* [STATED GOAL]: Keep the pictures out and restate every record exactly.

Start of RECORD EXCERPTS

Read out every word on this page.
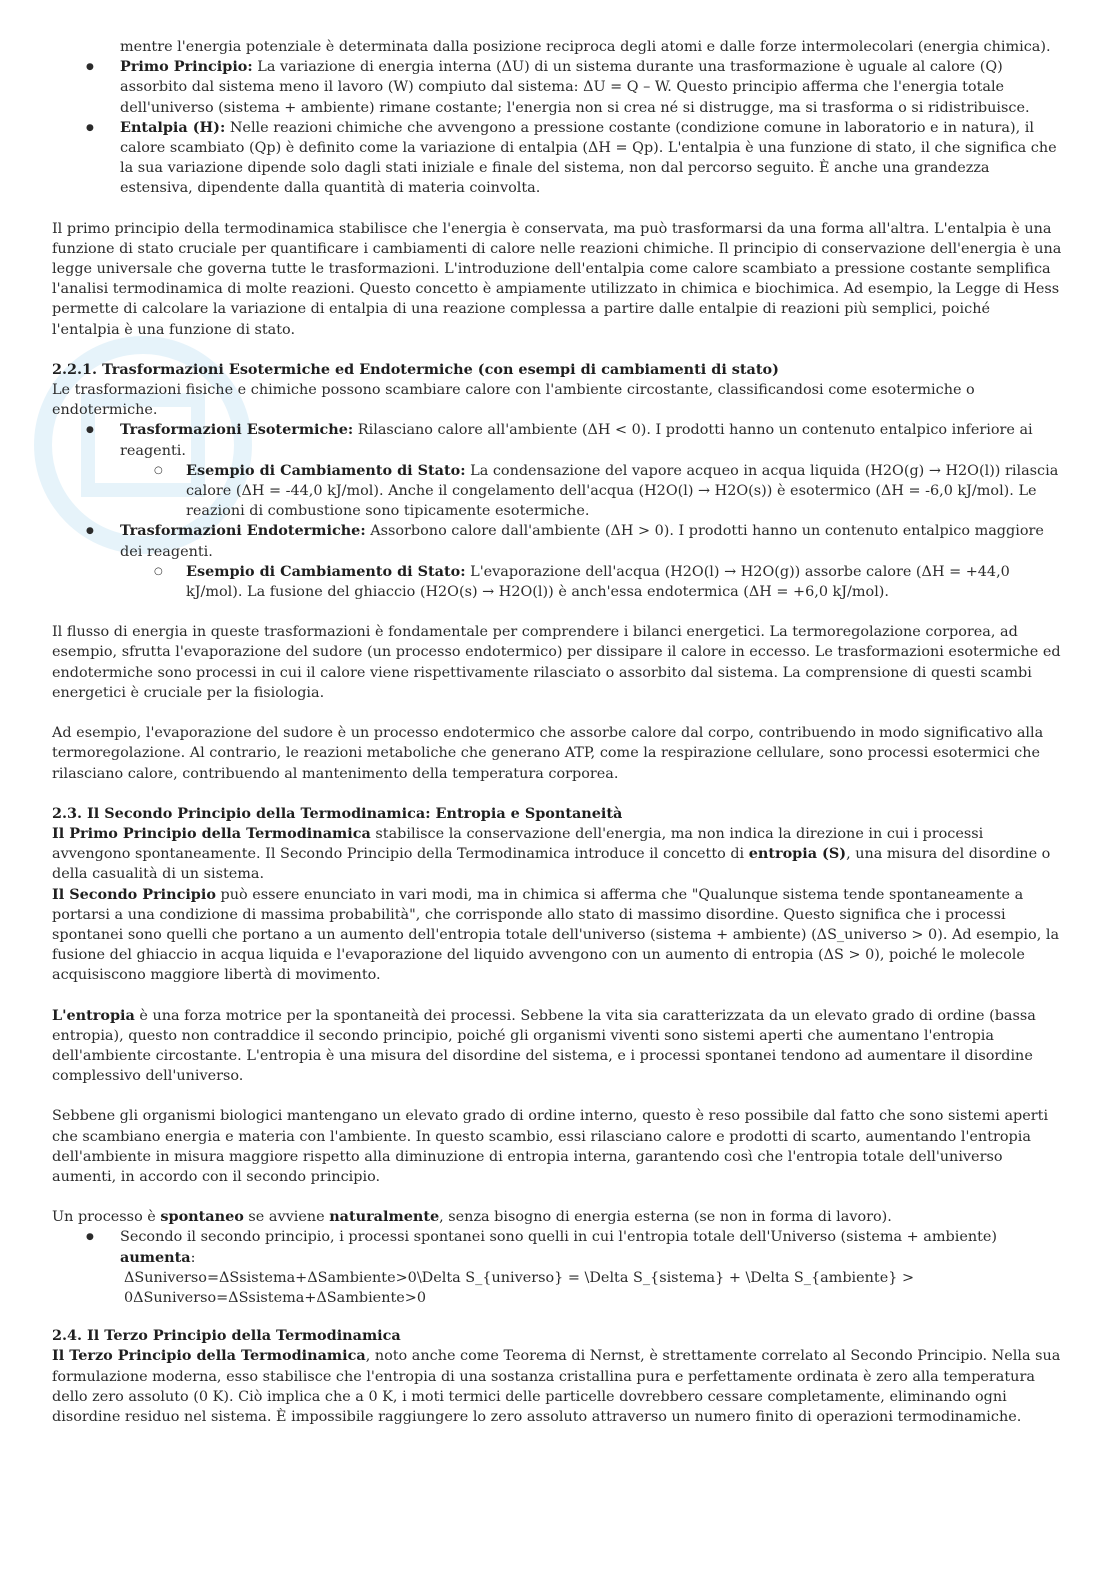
mentre l'energia potenziale è determinata dalla posizione reciproca degli atomi e dalle forze intermolecolari (energia chimica).

● Primo Principio: La variazione di energia interna (ΔU) di un sistema durante una trasformazione è uguale al calore (Q) assorbito dal sistema meno il lavoro (W) compiuto dal sistema: ΔU = Q – W. Questo principio afferma che l'energia totale dell'universo (sistema + ambiente) rimane costante; l'energia non si crea né si distrugge, ma si trasforma o si ridistribuisce.
● Entalpia (H): Nelle reazioni chimiche che avvengono a pressione costante (condizione comune in laboratorio e in natura), il calore scambiato (Qp) è definito come la variazione di entalpia (ΔH = Qp). L'entalpia è una funzione di stato, il che significa che la sua variazione dipende solo dagli stati iniziale e finale del sistema, non dal percorso seguito. È anche una grandezza estensiva, dipendente dalla quantità di materia coinvolta.

Il primo principio della termodinamica stabilisce che l'energia è conservata, ma può trasformarsi da una forma all'altra. L'entalpia è una funzione di stato cruciale per quantificare i cambiamenti di calore nelle reazioni chimiche. Il principio di conservazione dell'energia è una legge universale che governa tutte le trasformazioni. L'introduzione dell'entalpia come calore scambiato a pressione costante semplifica l'analisi termodinamica di molte reazioni. Questo concetto è ampiamente utilizzato in chimica e biochimica. Ad esempio, la Legge di Hess permette di calcolare la variazione di entalpia di una reazione complessa a partire dalle entalpie di reazioni più semplici, poiché l'entalpia è una funzione di stato.

2.2.1. Trasformazioni Esotermiche ed Endotermiche (con esempi di cambiamenti di stato)

Le trasformazioni fisiche e chimiche possono scambiare calore con l'ambiente circostante, classificandosi come esotermiche o endotermiche.

● Trasformazioni Esotermiche: Rilasciano calore all'ambiente (ΔH < 0). I prodotti hanno un contenuto entalpico inferiore ai reagenti.
○ Esempio di Cambiamento di Stato: La condensazione del vapore acqueo in acqua liquida (H2O(g) → H2O(l)) rilascia calore (ΔH = -44,0 kJ/mol). Anche il congelamento dell'acqua (H2O(l) → H2O(s)) è esotermico (ΔH = -6,0 kJ/mol). Le reazioni di combustione sono tipicamente esotermiche.
● Trasformazioni Endotermiche: Assorbono calore dall'ambiente (ΔH > 0). I prodotti hanno un contenuto entalpico maggiore dei reagenti.
○ Esempio di Cambiamento di Stato: L'evaporazione dell'acqua (H2O(l) → H2O(g)) assorbe calore (ΔH = +44,0 kJ/mol). La fusione del ghiaccio (H2O(s) → H2O(l)) è anch'essa endotermica (ΔH = +6,0 kJ/mol).

Il flusso di energia in queste trasformazioni è fondamentale per comprendere i bilanci energetici. La termoregolazione corporea, ad esempio, sfrutta l'evaporazione del sudore (un processo endotermico) per dissipare il calore in eccesso. Le trasformazioni esotermiche ed endotermiche sono processi in cui il calore viene rispettivamente rilasciato o assorbito dal sistema. La comprensione di questi scambi energetici è cruciale per la fisiologia.

Ad esempio, l'evaporazione del sudore è un processo endotermico che assorbe calore dal corpo, contribuendo in modo significativo alla termoregolazione. Al contrario, le reazioni metaboliche che generano ATP, come la respirazione cellulare, sono processi esotermici che rilasciano calore, contribuendo al mantenimento della temperatura corporea.

2.3. Il Secondo Principio della Termodinamica: Entropia e Spontaneità

Il Primo Principio della Termodinamica stabilisce la conservazione dell'energia, ma non indica la direzione in cui i processi avvengono spontaneamente. Il Secondo Principio della Termodinamica introduce il concetto di entropia (S), una misura del disordine o della casualità di un sistema.

Il Secondo Principio può essere enunciato in vari modi, ma in chimica si afferma che "Qualunque sistema tende spontaneamente a portarsi a una condizione di massima probabilità", che corrisponde allo stato di massimo disordine. Questo significa che i processi spontanei sono quelli che portano a un aumento dell'entropia totale dell'universo (sistema + ambiente) (ΔS_universo > 0). Ad esempio, la fusione del ghiaccio in acqua liquida e l'evaporazione del liquido avvengono con un aumento di entropia (ΔS > 0), poiché le molecole acquisiscono maggiore libertà di movimento.

L'entropia è una forza motrice per la spontaneità dei processi. Sebbene la vita sia caratterizzata da un elevato grado di ordine (bassa entropia), questo non contraddice il secondo principio, poiché gli organismi viventi sono sistemi aperti che aumentano l'entropia dell'ambiente circostante. L'entropia è una misura del disordine del sistema, e i processi spontanei tendono ad aumentare il disordine complessivo dell'universo.

Sebbene gli organismi biologici mantengano un elevato grado di ordine interno, questo è reso possibile dal fatto che sono sistemi aperti che scambiano energia e materia con l'ambiente. In questo scambio, essi rilasciano calore e prodotti di scarto, aumentando l'entropia dell'ambiente in misura maggiore rispetto alla diminuzione di entropia interna, garantendo così che l'entropia totale dell'universo aumenti, in accordo con il secondo principio.

Un processo è spontaneo se avviene naturalmente, senza bisogno di energia esterna (se non in forma di lavoro).

● Secondo il secondo principio, i processi spontanei sono quelli in cui l'entropia totale dell'Universo (sistema + ambiente)
aumenta:

ΔSuniverso=ΔSsistema+ΔSambiente>0\Delta S_{universo} = \Delta S_{sistema} + \Delta S_{ambiente} > 0ΔSuniverso=ΔSsistema+ΔSambiente>0

2.4. Il Terzo Principio della Termodinamica

Il Terzo Principio della Termodinamica, noto anche come Teorema di Nernst, è strettamente correlato al Secondo Principio. Nella sua formulazione moderna, esso stabilisce che l'entropia di una sostanza cristallina pura e perfettamente ordinata è zero alla temperatura dello zero assoluto (0 K). Ciò implica che a 0 K, i moti termici delle particelle dovrebbero cessare completamente, eliminando ogni disordine residuo nel sistema. È impossibile raggiungere lo zero assoluto attraverso un numero finito di operazioni termodinamiche.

End of RECORD EXCERPTS

* [WRITTEN RESPONSE]:
Read out every word on this page.
mentre l'energia potenziale è determinata dalla posizione reciproca degli atomi e dalle forze intermolecolari (energia chimica).

● Primo Principio: La variazione di energia interna (ΔU) di un sistema durante una trasformazione è uguale al calore (Q) assorbito dal sistema meno il lavoro (W) compiuto dal sistema: ΔU = Q – W. Questo principio afferma che l'energia totale dell'universo (sistema + ambiente) rimane costante; l'energia non si crea né si distrugge, ma si trasforma o si ridistribuisce.
● Entalpia (H): Nelle reazioni chimiche che avvengono a pressione costante (condizione comune in laboratorio e in natura), il calore scambiato (Qp) è definito come la variazione di entalpia (ΔH = Qp). L'entalpia è una funzione di stato, il che significa che la sua variazione dipende solo dagli stati iniziale e finale del sistema, non dal percorso seguito. È anche una grandezza estensiva, dipendente dalla quantità di materia coinvolta.

Il primo principio della termodinamica stabilisce che l'energia è conservata, ma può trasformarsi da una forma all'altra. L'entalpia è una funzione di stato cruciale per quantificare i cambiamenti di calore nelle reazioni chimiche. Il principio di conservazione dell'energia è una legge universale che governa tutte le trasformazioni. L'introduzione dell'entalpia come calore scambiato a pressione costante semplifica l'analisi termodinamica di molte reazioni. Questo concetto è ampiamente utilizzato in chimica e biochimica. Ad esempio, la Legge di Hess permette di calcolare la variazione di entalpia di una reazione complessa a partire dalle entalpie di reazioni più semplici, poiché l'entalpia è una funzione di stato.

2.2.1. Trasformazioni Esotermiche ed Endotermiche (con esempi di cambiamenti di stato)

Le trasformazioni fisiche e chimiche possono scambiare calore con l'ambiente circostante, classificandosi come esotermiche o endotermiche.

● Trasformazioni Esotermiche: Rilasciano calore all'ambiente (ΔH < 0). I prodotti hanno un contenuto entalpico inferiore ai reagenti.
○ Esempio di Cambiamento di Stato: La condensazione del vapore acqueo in acqua liquida (H2O(g) → H2O(l)) rilascia calore (ΔH = -44,0 kJ/mol). Anche il congelamento dell'acqua (H2O(l) → H2O(s)) è esotermico (ΔH = -6,0 kJ/mol). Le reazioni di combustione sono tipicamente esotermiche.
● Trasformazioni Endotermiche: Assorbono calore dall'ambiente (ΔH > 0). I prodotti hanno un contenuto entalpico maggiore dei reagenti.
○ Esempio di Cambiamento di Stato: L'evaporazione dell'acqua (H2O(l) → H2O(g)) assorbe calore (ΔH = +44,0 kJ/mol). La fusione del ghiaccio (H2O(s) → H2O(l)) è anch'essa endotermica (ΔH = +6,0 kJ/mol).

Il flusso di energia in queste trasformazioni è fondamentale per comprendere i bilanci energetici. La termoregolazione corporea, ad esempio, sfrutta l'evaporazione del sudore (un processo endotermico) per dissipare il calore in eccesso. Le trasformazioni esotermiche ed endotermiche sono processi in cui il calore viene rispettivamente rilasciato o assorbito dal sistema. La comprensione di questi scambi energetici è cruciale per la fisiologia.

Ad esempio, l'evaporazione del sudore è un processo endotermico che assorbe calore dal corpo, contribuendo in modo significativo alla termoregolazione. Al contrario, le reazioni metaboliche che generano ATP, come la respirazione cellulare, sono processi esotermici che rilasciano calore, contribuendo al mantenimento della temperatura corporea.

2.3. Il Secondo Principio della Termodinamica: Entropia e Spontaneità

Il Primo Principio della Termodinamica stabilisce la conservazione dell'energia, ma non indica la direzione in cui i processi avvengono spontaneamente. Il Secondo Principio della Termodinamica introduce il concetto di entropia (S), una misura del disordine o della casualità di un sistema.

Il Secondo Principio può essere enunciato in vari modi, ma in chimica si afferma che "Qualunque sistema tende spontaneamente a portarsi a una condizione di massima probabilità", che corrisponde allo stato di massimo disordine. Questo significa che i processi spontanei sono quelli che portano a un aumento dell'entropia totale dell'universo (sistema + ambiente) (ΔS_universo > 0). Ad esempio, la fusione del ghiaccio in acqua liquida e l'evaporazione del liquido avvengono con un aumento di entropia (ΔS > 0), poiché le molecole acquisiscono maggiore libertà di movimento.

L'entropia è una forza motrice per la spontaneità dei processi. Sebbene la vita sia caratterizzata da un elevato grado di ordine (bassa entropia), questo non contraddice il secondo principio, poiché gli organismi viventi sono sistemi aperti che aumentano l'entropia dell'ambiente circostante. L'entropia è una misura del disordine del sistema, e i processi spontanei tendono ad aumentare il disordine complessivo dell'universo.

Sebbene gli organismi biologici mantengano un elevato grado di ordine interno, questo è reso possibile dal fatto che sono sistemi aperti che scambiano energia e materia con l'ambiente. In questo scambio, essi rilasciano calore e prodotti di scarto, aumentando l'entropia dell'ambiente in misura maggiore rispetto alla diminuzione di entropia interna, garantendo così che l'entropia totale dell'universo aumenti, in accordo con il secondo principio.

Un processo è spontaneo se avviene naturalmente, senza bisogno di energia esterna (se non in forma di lavoro).

● Secondo il secondo principio, i processi spontanei sono quelli in cui l'entropia totale dell'Universo (sistema + ambiente)
aumenta:

ΔSuniverso=ΔSsistema+ΔSambiente>0\Delta S_{universo} = \Delta S_{sistema} + \Delta S_{ambiente} > 0ΔSuniverso=ΔSsistema+ΔSambiente>0

2.4. Il Terzo Principio della Termodinamica

Il Terzo Principio della Termodinamica, noto anche come Teorema di Nernst, è strettamente correlato al Secondo Principio. Nella sua formulazione moderna, esso stabilisce che l'entropia di una sostanza cristallina pura e perfettamente ordinata è zero alla temperatura dello zero assoluto (0 K). Ciò implica che a 0 K, i moti termici delle particelle dovrebbero cessare completamente, eliminando ogni disordine residuo nel sistema. È impossibile raggiungere lo zero assoluto attraverso un numero finito di operazioni termodinamiche.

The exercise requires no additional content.